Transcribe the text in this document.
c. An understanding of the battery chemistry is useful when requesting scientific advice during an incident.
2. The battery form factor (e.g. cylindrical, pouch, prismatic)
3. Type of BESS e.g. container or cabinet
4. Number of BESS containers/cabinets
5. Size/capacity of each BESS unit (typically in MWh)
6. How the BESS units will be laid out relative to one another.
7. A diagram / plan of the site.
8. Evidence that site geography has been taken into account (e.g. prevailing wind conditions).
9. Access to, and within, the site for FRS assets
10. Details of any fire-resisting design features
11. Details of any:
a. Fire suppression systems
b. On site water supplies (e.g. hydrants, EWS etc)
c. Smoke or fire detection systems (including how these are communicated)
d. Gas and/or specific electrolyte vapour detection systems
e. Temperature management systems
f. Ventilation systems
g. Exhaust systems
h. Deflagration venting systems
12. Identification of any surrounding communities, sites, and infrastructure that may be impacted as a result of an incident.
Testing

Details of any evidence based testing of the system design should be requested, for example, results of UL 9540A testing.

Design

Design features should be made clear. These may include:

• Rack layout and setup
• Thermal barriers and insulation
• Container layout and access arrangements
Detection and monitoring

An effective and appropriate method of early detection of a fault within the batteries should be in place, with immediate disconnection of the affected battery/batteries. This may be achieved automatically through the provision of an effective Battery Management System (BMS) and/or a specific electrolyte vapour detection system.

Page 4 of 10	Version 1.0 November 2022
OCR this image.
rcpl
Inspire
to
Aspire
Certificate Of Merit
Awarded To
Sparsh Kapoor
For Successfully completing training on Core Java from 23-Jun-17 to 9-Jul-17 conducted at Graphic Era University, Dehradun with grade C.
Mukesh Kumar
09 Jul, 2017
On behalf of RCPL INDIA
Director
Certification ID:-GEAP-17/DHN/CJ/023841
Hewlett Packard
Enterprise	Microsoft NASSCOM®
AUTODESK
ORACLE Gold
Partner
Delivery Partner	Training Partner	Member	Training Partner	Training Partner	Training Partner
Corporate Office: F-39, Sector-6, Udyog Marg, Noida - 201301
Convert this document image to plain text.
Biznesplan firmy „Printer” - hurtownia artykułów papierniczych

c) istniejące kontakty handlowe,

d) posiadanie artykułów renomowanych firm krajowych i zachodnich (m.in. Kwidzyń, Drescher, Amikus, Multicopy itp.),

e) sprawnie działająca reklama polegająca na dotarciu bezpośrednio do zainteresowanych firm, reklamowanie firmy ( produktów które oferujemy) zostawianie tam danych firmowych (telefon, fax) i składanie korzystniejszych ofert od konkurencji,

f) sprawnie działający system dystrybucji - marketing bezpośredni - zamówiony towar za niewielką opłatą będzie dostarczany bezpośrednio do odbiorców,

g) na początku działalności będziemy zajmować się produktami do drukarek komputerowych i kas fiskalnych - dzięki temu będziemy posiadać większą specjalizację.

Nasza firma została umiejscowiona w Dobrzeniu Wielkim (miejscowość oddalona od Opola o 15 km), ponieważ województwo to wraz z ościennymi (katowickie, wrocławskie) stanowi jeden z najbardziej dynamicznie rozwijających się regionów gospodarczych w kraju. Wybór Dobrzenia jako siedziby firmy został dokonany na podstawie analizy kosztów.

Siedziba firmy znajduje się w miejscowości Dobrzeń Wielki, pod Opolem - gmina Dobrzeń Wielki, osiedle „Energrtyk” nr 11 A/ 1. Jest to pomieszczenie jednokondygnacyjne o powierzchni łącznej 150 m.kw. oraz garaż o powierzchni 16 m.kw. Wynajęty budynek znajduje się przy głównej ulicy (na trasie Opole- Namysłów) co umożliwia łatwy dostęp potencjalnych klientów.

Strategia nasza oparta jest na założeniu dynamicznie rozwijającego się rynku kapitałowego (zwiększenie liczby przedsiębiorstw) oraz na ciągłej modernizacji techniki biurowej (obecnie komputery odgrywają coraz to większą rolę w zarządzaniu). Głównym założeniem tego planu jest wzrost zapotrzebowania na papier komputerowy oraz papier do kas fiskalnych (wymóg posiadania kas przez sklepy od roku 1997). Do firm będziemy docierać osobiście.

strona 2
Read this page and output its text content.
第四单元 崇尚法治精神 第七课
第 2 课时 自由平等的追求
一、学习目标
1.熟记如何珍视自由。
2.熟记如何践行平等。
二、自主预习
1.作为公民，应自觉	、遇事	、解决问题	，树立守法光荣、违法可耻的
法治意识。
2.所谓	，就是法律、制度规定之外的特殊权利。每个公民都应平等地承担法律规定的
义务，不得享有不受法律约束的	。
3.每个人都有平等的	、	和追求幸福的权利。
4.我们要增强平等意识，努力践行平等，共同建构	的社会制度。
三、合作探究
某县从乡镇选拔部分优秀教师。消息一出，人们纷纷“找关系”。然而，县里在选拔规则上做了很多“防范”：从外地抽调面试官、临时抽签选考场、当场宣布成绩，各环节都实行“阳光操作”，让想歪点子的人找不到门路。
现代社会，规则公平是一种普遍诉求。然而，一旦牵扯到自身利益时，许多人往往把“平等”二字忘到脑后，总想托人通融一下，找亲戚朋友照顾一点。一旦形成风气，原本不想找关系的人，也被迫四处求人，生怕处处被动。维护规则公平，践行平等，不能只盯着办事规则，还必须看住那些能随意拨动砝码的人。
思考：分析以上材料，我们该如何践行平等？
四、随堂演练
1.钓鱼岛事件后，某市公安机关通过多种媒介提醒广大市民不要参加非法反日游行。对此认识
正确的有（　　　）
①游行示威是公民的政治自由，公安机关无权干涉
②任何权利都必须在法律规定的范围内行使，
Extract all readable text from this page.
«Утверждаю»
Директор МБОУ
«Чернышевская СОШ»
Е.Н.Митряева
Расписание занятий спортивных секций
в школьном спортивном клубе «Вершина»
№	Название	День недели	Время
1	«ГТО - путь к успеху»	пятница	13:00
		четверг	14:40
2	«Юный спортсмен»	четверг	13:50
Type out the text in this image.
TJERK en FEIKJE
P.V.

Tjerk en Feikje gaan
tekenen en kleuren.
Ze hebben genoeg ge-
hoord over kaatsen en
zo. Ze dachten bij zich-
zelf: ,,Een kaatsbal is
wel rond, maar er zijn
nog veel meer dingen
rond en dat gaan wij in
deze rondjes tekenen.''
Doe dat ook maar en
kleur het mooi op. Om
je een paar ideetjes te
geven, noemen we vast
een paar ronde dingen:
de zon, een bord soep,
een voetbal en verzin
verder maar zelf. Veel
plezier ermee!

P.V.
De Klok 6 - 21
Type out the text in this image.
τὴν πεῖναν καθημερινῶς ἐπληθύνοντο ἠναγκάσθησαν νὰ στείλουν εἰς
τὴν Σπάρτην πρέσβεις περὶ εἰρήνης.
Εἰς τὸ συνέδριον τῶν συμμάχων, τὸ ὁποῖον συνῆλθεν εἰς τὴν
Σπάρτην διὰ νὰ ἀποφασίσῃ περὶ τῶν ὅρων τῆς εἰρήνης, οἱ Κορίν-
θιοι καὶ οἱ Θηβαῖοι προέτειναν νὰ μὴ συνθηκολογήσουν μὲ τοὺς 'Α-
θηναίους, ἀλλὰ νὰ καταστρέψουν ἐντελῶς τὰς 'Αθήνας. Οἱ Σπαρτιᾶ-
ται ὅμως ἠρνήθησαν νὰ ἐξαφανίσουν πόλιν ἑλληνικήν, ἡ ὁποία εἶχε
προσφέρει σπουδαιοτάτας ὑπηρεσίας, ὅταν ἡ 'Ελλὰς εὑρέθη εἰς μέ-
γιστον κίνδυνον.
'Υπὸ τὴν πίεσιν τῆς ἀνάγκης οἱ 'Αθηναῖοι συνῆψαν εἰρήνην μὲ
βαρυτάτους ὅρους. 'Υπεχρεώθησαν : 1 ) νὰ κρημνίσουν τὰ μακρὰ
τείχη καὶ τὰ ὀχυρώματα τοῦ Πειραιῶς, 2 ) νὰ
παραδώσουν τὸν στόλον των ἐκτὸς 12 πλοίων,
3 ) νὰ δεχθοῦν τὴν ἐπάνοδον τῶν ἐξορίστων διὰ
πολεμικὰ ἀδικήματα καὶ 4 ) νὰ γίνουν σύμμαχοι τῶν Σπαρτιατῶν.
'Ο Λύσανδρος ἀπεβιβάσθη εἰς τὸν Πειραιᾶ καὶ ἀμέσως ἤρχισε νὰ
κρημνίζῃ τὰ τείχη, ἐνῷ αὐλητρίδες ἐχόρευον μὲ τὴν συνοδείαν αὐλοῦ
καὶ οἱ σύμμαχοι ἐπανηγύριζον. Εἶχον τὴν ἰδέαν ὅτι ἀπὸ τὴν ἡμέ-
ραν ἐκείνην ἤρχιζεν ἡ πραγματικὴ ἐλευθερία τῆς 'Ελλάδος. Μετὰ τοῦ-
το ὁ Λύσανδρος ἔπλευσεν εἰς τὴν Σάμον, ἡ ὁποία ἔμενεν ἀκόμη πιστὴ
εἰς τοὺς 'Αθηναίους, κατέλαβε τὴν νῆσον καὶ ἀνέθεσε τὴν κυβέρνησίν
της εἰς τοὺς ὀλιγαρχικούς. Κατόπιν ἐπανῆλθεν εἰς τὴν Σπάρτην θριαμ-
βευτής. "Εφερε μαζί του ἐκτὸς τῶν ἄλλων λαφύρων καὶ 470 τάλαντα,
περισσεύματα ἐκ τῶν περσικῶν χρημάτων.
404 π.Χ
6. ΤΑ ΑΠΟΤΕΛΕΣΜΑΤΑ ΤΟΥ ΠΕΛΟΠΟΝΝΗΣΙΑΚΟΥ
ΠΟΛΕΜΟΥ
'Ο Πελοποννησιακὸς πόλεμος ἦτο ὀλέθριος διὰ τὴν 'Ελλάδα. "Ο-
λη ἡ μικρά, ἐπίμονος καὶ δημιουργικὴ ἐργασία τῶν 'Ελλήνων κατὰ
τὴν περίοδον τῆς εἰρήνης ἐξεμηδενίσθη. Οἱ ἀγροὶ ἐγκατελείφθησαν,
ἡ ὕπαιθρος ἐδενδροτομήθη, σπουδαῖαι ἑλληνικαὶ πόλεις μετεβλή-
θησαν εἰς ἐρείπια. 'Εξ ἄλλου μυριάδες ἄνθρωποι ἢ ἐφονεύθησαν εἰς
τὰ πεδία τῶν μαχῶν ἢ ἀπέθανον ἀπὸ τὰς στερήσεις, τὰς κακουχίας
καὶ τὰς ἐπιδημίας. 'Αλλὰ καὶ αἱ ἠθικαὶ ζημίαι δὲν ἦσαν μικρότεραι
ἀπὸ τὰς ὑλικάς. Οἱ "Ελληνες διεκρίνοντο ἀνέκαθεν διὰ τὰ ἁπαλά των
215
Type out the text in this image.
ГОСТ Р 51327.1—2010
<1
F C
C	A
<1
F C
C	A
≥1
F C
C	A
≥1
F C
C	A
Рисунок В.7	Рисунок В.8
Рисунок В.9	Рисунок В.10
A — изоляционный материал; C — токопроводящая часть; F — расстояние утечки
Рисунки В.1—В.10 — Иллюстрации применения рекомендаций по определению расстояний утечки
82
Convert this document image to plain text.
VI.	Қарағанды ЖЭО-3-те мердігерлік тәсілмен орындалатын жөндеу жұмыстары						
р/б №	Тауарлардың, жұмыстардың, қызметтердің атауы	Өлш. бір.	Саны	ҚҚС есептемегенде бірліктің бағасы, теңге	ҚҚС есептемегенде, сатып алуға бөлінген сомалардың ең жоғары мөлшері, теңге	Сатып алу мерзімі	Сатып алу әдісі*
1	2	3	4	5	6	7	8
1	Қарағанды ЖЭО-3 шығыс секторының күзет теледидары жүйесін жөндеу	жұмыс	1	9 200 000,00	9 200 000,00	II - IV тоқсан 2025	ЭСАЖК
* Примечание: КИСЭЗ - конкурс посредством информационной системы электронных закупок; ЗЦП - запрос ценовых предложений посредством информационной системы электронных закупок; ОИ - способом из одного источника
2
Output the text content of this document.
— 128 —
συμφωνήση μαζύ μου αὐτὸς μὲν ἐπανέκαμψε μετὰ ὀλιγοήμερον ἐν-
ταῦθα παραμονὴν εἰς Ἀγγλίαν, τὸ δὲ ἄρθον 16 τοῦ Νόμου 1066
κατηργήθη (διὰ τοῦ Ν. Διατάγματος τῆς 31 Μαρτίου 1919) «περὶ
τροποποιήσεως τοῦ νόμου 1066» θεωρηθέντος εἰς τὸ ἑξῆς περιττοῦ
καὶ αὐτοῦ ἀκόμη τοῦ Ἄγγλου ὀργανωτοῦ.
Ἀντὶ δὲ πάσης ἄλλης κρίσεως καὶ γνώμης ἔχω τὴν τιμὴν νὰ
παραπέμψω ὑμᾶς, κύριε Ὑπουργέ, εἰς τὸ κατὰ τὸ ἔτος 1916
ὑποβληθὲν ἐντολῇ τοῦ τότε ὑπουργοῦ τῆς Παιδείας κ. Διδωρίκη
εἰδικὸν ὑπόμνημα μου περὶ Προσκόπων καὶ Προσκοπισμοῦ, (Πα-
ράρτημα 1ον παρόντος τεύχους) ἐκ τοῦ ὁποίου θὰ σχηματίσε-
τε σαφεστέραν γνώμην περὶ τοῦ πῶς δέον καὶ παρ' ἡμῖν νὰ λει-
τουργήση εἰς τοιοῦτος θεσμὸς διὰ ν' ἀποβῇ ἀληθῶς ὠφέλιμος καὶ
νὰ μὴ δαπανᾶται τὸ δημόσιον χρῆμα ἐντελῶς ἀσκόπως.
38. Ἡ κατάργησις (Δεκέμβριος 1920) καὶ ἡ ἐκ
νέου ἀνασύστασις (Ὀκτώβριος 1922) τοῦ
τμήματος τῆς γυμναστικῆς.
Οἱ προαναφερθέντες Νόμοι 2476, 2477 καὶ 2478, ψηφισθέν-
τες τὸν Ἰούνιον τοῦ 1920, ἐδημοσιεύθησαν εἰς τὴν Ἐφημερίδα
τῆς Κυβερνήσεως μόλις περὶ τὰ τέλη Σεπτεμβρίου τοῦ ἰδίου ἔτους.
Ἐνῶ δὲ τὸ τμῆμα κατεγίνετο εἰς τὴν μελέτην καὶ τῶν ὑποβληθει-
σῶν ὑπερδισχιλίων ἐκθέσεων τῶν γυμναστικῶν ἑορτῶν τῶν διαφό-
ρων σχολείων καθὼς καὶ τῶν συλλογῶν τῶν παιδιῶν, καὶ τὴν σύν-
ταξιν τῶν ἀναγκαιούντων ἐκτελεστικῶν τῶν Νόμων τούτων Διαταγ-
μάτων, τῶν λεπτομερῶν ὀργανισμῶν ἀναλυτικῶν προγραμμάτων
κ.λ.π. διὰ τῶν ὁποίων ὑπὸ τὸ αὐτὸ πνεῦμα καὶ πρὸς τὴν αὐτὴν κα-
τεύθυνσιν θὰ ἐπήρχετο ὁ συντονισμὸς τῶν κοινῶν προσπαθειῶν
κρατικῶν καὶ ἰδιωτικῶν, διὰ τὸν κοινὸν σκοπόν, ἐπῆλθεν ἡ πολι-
=-=-=
The task:
Read through the lines above and collect those that contain the string "gaan".

Solution:
Tjerk en Feikje gaan
rond en dat gaan wij in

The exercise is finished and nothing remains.